• **PROVIDED DATA**:
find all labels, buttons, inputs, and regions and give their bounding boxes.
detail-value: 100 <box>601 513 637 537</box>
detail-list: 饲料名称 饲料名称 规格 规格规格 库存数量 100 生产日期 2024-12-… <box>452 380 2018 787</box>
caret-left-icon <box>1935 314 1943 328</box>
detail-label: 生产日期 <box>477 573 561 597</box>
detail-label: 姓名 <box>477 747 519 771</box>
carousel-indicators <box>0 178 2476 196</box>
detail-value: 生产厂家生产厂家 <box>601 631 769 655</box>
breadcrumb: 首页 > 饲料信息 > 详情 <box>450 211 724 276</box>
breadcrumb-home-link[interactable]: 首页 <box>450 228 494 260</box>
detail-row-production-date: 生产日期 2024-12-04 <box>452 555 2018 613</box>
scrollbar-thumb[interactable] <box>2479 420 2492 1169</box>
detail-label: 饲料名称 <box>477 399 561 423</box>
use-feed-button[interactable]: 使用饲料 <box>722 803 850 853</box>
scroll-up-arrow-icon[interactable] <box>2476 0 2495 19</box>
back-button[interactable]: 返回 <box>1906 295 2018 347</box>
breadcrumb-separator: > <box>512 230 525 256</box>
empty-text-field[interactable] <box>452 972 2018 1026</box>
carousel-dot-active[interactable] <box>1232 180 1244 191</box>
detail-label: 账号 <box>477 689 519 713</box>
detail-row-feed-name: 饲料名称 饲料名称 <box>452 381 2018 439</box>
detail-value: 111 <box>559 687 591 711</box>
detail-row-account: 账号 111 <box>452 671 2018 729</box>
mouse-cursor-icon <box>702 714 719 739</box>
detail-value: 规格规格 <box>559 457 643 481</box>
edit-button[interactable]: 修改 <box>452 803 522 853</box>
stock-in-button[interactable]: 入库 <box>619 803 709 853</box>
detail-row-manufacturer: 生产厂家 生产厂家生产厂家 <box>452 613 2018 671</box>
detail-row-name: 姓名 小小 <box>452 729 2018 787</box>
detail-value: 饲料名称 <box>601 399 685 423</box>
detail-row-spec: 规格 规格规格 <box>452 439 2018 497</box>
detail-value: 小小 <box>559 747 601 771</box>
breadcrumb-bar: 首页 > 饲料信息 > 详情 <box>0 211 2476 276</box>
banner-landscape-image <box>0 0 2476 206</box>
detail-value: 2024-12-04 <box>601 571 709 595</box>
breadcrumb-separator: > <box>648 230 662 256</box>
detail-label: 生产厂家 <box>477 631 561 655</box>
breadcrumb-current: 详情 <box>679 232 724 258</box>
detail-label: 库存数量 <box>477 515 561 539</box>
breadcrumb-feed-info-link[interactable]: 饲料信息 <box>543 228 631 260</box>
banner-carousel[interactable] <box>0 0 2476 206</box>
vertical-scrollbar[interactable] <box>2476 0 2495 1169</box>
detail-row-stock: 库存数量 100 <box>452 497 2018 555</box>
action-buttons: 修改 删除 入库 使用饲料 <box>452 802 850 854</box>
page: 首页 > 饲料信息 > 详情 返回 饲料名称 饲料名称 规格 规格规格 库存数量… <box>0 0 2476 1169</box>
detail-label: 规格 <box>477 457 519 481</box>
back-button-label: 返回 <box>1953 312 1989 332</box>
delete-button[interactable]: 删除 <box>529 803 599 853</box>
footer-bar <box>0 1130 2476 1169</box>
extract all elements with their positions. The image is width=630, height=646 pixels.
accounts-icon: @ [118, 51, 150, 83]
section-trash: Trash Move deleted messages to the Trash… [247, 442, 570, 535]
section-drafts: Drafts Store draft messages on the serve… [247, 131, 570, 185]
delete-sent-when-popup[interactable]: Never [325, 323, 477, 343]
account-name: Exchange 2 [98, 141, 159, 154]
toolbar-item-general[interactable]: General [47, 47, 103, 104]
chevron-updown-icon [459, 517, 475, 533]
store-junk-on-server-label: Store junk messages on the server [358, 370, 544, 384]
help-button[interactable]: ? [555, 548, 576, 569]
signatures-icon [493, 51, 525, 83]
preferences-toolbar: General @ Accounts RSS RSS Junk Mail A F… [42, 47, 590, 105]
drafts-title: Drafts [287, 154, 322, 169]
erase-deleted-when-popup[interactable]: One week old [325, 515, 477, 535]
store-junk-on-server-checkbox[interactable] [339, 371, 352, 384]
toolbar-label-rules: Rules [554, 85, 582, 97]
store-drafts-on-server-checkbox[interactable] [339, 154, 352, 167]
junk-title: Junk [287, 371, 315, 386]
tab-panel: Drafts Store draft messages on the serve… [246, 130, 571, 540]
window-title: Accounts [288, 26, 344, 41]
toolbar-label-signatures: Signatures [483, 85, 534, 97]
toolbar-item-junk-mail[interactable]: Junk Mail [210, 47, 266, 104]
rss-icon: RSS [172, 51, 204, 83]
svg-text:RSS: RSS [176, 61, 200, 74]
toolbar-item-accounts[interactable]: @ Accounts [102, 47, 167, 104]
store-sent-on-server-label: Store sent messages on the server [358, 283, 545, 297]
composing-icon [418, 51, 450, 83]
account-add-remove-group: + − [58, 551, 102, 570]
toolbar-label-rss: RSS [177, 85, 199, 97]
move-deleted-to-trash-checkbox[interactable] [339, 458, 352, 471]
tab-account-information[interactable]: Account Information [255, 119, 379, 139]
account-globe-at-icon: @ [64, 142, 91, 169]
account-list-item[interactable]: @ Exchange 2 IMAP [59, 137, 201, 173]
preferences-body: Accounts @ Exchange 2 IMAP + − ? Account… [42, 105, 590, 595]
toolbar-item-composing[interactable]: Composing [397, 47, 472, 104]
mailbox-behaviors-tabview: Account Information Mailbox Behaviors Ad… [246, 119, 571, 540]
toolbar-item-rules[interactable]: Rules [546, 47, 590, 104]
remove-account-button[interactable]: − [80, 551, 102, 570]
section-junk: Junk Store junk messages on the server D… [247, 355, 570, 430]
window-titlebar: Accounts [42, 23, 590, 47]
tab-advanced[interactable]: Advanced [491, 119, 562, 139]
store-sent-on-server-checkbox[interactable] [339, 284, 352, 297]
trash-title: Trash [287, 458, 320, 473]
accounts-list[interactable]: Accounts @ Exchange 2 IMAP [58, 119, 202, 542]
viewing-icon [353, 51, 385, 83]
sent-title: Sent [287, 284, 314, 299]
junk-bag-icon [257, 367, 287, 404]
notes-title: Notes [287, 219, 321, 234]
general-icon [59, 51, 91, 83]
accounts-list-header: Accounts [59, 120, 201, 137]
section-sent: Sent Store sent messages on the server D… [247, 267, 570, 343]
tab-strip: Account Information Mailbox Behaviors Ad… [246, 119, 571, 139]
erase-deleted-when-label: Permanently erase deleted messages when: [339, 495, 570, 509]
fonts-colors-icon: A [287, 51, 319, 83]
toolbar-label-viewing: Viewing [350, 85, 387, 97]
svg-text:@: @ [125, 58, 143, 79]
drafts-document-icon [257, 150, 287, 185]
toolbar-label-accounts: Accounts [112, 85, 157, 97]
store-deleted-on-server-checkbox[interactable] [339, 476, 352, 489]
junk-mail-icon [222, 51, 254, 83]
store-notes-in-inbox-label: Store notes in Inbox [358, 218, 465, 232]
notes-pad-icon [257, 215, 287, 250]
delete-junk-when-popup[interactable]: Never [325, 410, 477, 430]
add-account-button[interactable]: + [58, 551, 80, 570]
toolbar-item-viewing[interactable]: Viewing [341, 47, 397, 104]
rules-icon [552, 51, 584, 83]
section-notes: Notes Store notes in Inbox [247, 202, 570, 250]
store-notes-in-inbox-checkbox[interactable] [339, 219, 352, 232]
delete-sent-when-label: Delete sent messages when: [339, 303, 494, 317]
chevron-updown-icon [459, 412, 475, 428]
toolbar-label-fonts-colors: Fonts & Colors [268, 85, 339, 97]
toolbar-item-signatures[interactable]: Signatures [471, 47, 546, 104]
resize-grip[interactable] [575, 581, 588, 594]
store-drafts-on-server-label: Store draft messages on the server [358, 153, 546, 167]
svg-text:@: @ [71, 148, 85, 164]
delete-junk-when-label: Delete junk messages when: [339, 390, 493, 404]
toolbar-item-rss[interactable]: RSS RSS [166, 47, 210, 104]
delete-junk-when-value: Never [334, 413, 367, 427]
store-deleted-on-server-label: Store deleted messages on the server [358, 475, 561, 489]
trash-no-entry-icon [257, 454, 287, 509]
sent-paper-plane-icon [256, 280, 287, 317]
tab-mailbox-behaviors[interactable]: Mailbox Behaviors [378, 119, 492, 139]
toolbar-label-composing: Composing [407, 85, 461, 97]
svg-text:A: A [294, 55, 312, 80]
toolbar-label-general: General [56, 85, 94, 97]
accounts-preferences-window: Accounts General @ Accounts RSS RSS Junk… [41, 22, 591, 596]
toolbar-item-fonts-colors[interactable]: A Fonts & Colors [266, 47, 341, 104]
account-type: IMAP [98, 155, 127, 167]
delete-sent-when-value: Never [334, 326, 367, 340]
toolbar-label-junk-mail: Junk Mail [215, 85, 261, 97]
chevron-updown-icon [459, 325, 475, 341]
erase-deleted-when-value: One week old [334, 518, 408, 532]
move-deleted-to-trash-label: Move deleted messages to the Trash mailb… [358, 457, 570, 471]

• **DESCRIPTION OF THE TASK**:
Could you return, unchanged, the rows from the first one through the row containing "detail-row-manufacturer: 生产厂家 生产厂家生产厂家", both ends included?

• **OUTPUT FOR THIS EXERCISE**:
find all labels, buttons, inputs, and regions and give their bounding boxes.
detail-value: 100 <box>601 513 637 537</box>
detail-list: 饲料名称 饲料名称 规格 规格规格 库存数量 100 生产日期 2024-12-… <box>452 380 2018 787</box>
caret-left-icon <box>1935 314 1943 328</box>
detail-label: 生产日期 <box>477 573 561 597</box>
detail-label: 姓名 <box>477 747 519 771</box>
carousel-indicators <box>0 178 2476 196</box>
detail-value: 生产厂家生产厂家 <box>601 631 769 655</box>
breadcrumb: 首页 > 饲料信息 > 详情 <box>450 211 724 276</box>
breadcrumb-home-link[interactable]: 首页 <box>450 228 494 260</box>
detail-row-production-date: 生产日期 2024-12-04 <box>452 555 2018 613</box>
scrollbar-thumb[interactable] <box>2479 420 2492 1169</box>
detail-label: 饲料名称 <box>477 399 561 423</box>
use-feed-button[interactable]: 使用饲料 <box>722 803 850 853</box>
scroll-up-arrow-icon[interactable] <box>2476 0 2495 19</box>
back-button[interactable]: 返回 <box>1906 295 2018 347</box>
breadcrumb-separator: > <box>512 230 525 256</box>
empty-text-field[interactable] <box>452 972 2018 1026</box>
carousel-dot-active[interactable] <box>1232 180 1244 191</box>
detail-label: 账号 <box>477 689 519 713</box>
detail-row-feed-name: 饲料名称 饲料名称 <box>452 381 2018 439</box>
detail-value: 111 <box>559 687 591 711</box>
detail-row-account: 账号 111 <box>452 671 2018 729</box>
mouse-cursor-icon <box>702 714 719 739</box>
detail-value: 规格规格 <box>559 457 643 481</box>
edit-button[interactable]: 修改 <box>452 803 522 853</box>
stock-in-button[interactable]: 入库 <box>619 803 709 853</box>
detail-row-manufacturer: 生产厂家 生产厂家生产厂家 <box>452 613 2018 671</box>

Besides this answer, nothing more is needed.